# TASK INSTRUCTIONS:
Output each line of the material exactly as it stands.

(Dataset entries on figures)
--- --- ---
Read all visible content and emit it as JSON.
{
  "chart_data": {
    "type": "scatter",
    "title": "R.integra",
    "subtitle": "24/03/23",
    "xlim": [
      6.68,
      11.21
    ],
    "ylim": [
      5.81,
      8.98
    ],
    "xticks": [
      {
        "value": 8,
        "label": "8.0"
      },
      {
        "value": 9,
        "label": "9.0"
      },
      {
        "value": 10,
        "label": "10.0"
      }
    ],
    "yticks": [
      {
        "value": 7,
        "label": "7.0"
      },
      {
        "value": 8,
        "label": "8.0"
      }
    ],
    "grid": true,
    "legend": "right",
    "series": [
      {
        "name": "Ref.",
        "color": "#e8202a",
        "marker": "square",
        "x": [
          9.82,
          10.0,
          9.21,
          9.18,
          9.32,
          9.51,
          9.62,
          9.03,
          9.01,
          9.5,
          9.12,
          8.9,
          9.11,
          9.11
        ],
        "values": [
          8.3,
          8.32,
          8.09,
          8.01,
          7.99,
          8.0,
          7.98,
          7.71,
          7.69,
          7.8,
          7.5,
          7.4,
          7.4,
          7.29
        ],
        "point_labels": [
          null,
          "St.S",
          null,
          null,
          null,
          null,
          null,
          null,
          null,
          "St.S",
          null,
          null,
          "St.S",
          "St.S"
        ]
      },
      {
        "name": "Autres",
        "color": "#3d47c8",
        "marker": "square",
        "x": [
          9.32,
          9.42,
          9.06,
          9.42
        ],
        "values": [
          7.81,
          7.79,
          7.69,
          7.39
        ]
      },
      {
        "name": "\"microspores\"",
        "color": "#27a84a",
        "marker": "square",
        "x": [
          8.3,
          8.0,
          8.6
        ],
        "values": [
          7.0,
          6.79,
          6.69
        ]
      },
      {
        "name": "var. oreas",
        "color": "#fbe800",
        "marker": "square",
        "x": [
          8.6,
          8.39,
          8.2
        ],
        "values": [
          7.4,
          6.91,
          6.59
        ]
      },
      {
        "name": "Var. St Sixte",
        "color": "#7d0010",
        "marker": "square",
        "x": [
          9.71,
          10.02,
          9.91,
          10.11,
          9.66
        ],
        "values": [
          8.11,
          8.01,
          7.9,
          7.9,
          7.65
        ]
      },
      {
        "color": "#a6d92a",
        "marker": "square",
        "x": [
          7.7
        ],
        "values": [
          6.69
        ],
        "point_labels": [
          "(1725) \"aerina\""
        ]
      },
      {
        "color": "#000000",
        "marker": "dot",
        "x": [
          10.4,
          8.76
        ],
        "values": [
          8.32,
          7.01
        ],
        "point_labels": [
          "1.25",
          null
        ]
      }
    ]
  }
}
--- --- ---
# RESPONSE TO THE EXERCISE:
Read all visible content and emit it as JSON.
{
  "chart_data": {
    "type": "scatter",
    "title": "R.integra",
    "subtitle": "24/03/23",
    "xlim": [
      6.68,
      11.21
    ],
    "ylim": [
      5.81,
      8.98
    ],
    "xticks": [
      {
        "value": 8,
        "label": "8.0"
      },
      {
        "value": 9,
        "label": "9.0"
      },
      {
        "value": 10,
        "label": "10.0"
      }
    ],
    "yticks": [
      {
        "value": 7,
        "label": "7.0"
      },
      {
        "value": 8,
        "label": "8.0"
      }
    ],
    "grid": true,
    "legend": "right",
    "series": [
      {
        "name": "Ref.",
        "color": "#e8202a",
        "marker": "square",
        "x": [
          9.82,
          10.0,
          9.21,
          9.18,
          9.32,
          9.51,
          9.62,
          9.03,
          9.01,
          9.5,
          9.12,
          8.9,
          9.11,
          9.11
        ],
        "values": [
          8.3,
          8.32,
          8.09,
          8.01,
          7.99,
          8.0,
          7.98,
          7.71,
          7.69,
          7.8,
          7.5,
          7.4,
          7.4,
          7.29
        ],
        "point_labels": [
          null,
          "St.S",
          null,
          null,
          null,
          null,
          null,
          null,
          null,
          "St.S",
          null,
          null,
          "St.S",
          "St.S"
        ]
      },
      {
        "name": "Autres",
        "color": "#3d47c8",
        "marker": "square",
        "x": [
          9.32,
          9.42,
          9.06,
          9.42
        ],
        "values": [
          7.81,
          7.79,
          7.69,
          7.39
        ]
      },
      {
        "name": "\"microspores\"",
        "color": "#27a84a",
        "marker": "square",
        "x": [
          8.3,
          8.0,
          8.6
        ],
        "values": [
          7.0,
          6.79,
          6.69
        ]
      },
      {
        "name": "var. oreas",
        "color": "#fbe800",
        "marker": "square",
        "x": [
          8.6,
          8.39,
          8.2
        ],
        "values": [
          7.4,
          6.91,
          6.59
        ]
      },
      {
        "name": "Var. St Sixte",
        "color": "#7d0010",
        "marker": "square",
        "x": [
          9.71,
          10.02,
          9.91,
          10.11,
          9.66
        ],
        "values": [
          8.11,
          8.01,
          7.9,
          7.9,
          7.65
        ]
      },
      {
        "color": "#a6d92a",
        "marker": "square",
        "x": [
          7.7
        ],
        "values": [
          6.69
        ],
        "point_labels": [
          "(1725) \"aerina\""
        ]
      },
      {
        "color": "#000000",
        "marker": "dot",
        "x": [
          10.4,
          8.76
        ],
        "values": [
          8.32,
          7.01
        ],
        "point_labels": [
          "1.25",
          null
        ]
      }
    ]
  }
}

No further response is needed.